▶ _Task_: Go over the data below line by line, and state how many lines contain the string "cholinergic". Give the number only.

▶ _Provided material_:
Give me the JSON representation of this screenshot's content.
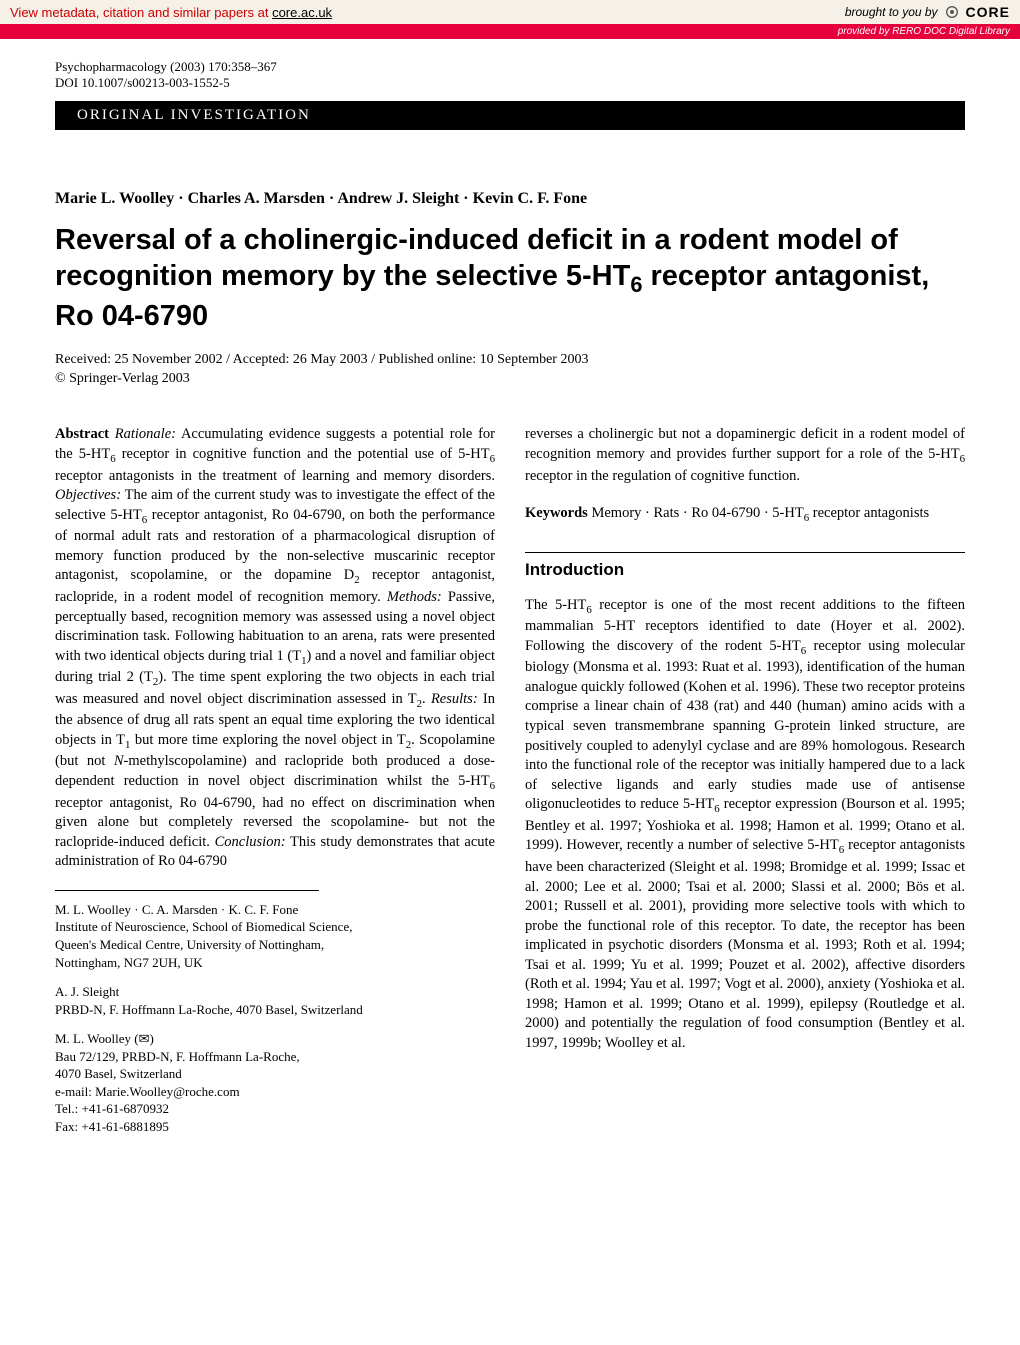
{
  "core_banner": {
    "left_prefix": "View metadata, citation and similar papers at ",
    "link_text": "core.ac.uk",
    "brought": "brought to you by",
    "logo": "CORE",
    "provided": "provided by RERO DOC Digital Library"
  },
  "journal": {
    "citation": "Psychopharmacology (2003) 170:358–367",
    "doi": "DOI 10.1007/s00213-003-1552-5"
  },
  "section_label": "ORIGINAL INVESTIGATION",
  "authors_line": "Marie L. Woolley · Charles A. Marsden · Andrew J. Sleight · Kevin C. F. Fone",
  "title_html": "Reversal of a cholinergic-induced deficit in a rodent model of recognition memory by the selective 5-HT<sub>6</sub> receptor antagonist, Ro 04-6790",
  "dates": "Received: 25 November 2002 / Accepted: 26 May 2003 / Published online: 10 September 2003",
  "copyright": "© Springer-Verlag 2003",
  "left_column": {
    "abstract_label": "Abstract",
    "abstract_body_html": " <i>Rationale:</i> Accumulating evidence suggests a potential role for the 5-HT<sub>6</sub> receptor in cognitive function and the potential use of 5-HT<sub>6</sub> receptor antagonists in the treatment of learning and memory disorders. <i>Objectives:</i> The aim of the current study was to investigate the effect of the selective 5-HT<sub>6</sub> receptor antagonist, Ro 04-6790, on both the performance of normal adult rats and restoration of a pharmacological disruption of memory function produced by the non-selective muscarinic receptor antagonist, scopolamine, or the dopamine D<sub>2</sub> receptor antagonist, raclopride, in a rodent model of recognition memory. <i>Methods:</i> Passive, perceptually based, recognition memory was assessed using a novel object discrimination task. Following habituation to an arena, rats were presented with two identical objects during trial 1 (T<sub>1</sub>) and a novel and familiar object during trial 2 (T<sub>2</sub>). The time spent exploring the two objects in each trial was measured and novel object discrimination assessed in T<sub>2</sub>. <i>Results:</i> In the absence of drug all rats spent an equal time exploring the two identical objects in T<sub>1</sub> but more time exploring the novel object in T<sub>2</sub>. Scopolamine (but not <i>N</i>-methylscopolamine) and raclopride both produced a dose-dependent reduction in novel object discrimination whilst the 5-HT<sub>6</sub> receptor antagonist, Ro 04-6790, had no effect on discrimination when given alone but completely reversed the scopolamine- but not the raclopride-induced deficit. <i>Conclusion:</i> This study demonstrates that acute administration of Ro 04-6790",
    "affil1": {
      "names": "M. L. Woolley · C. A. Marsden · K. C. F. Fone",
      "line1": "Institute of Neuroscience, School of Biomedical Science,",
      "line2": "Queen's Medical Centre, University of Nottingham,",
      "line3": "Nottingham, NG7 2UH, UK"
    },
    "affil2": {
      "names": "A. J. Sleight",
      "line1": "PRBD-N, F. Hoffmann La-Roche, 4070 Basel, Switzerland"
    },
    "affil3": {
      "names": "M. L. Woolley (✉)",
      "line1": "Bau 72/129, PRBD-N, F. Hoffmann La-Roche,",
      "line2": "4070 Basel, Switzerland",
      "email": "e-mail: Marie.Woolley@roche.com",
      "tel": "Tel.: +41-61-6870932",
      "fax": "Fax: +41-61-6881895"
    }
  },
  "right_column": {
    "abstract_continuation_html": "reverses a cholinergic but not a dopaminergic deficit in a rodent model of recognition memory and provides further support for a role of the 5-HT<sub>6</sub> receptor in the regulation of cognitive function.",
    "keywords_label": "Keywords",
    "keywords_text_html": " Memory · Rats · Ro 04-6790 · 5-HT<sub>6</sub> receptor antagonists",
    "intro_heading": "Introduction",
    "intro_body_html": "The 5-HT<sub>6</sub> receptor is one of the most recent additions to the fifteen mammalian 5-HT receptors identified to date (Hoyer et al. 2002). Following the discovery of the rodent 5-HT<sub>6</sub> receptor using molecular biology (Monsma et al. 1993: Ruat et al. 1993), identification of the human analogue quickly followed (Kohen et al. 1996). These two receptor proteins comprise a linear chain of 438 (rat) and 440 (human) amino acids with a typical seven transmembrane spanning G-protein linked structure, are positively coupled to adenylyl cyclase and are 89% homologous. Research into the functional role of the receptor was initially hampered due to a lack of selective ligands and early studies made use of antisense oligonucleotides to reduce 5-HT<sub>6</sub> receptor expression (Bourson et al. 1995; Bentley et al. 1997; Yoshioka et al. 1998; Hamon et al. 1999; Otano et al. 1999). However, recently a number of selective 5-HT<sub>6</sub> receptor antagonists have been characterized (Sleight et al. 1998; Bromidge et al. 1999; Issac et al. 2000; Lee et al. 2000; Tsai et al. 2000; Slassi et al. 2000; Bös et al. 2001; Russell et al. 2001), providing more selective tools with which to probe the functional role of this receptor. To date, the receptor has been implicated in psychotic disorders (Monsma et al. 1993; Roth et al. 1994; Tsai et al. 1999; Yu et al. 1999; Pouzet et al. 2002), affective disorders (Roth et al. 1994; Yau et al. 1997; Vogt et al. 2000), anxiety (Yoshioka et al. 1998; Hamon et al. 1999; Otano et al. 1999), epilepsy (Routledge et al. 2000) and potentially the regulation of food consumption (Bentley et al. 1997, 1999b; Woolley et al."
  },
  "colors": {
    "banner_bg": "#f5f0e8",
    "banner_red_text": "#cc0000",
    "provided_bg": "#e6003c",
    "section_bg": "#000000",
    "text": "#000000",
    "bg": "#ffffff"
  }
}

---

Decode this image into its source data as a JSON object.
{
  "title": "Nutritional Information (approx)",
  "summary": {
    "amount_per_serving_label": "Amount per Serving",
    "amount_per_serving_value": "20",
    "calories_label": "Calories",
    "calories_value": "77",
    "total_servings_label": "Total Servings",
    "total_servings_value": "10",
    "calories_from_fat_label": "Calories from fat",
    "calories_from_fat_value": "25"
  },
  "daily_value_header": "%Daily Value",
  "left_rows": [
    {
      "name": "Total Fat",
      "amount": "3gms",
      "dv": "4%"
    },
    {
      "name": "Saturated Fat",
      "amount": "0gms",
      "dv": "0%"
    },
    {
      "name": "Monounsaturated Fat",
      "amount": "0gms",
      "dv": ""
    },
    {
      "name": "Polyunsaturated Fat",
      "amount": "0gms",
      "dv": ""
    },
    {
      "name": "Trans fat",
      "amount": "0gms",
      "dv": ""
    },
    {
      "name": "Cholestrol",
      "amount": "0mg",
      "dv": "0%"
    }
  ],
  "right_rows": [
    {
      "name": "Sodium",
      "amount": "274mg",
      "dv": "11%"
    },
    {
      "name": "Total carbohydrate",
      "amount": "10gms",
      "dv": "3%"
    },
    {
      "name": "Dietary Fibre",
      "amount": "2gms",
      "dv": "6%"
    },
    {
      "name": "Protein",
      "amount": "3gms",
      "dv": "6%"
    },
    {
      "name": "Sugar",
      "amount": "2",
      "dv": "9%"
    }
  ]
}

* * *

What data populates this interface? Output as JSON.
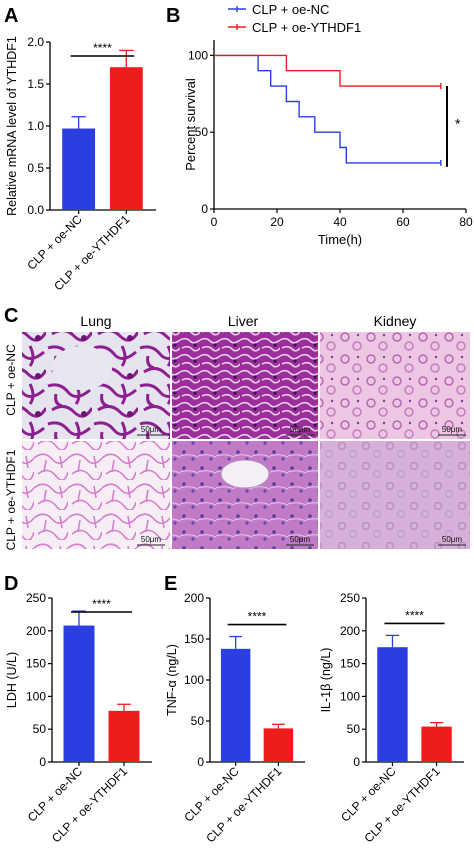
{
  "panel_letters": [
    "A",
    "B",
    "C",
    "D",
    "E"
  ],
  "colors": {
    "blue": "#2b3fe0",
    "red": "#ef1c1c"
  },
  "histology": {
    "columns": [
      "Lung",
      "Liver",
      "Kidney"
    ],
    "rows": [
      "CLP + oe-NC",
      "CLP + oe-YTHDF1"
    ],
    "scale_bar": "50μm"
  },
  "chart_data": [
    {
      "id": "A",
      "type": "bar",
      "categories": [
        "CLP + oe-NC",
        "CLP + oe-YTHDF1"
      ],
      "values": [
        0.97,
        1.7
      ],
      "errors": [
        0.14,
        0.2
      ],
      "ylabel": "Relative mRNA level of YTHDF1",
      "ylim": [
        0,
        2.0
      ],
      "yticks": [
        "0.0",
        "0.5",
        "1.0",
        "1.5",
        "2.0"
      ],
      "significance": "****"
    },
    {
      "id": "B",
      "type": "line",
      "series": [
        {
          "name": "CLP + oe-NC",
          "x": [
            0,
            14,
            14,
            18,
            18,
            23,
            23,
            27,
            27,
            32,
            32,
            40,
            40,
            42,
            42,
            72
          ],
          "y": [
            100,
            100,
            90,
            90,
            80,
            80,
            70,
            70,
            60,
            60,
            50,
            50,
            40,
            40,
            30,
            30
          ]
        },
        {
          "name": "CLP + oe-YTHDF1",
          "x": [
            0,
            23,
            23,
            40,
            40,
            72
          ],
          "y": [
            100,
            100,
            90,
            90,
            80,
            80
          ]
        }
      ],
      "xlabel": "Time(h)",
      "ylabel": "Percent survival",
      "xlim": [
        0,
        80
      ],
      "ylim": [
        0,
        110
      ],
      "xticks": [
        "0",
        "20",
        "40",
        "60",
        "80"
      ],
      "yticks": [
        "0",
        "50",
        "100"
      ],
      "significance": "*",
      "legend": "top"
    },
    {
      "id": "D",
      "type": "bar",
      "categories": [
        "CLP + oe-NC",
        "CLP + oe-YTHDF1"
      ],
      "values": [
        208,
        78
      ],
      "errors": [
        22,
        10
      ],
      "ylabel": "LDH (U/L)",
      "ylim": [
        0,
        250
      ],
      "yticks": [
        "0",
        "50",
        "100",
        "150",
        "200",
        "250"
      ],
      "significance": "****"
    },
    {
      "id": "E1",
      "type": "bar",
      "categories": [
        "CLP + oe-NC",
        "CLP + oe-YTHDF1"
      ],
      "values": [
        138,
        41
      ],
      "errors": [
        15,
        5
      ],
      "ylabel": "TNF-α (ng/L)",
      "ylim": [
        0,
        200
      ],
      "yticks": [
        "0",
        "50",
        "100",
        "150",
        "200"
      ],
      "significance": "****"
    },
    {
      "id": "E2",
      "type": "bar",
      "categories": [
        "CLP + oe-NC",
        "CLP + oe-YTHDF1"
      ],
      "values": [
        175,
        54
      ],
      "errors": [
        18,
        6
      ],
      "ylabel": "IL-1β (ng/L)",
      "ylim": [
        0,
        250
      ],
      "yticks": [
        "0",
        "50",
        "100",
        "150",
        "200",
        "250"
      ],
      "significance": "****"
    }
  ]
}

▶ _Written reply_: 2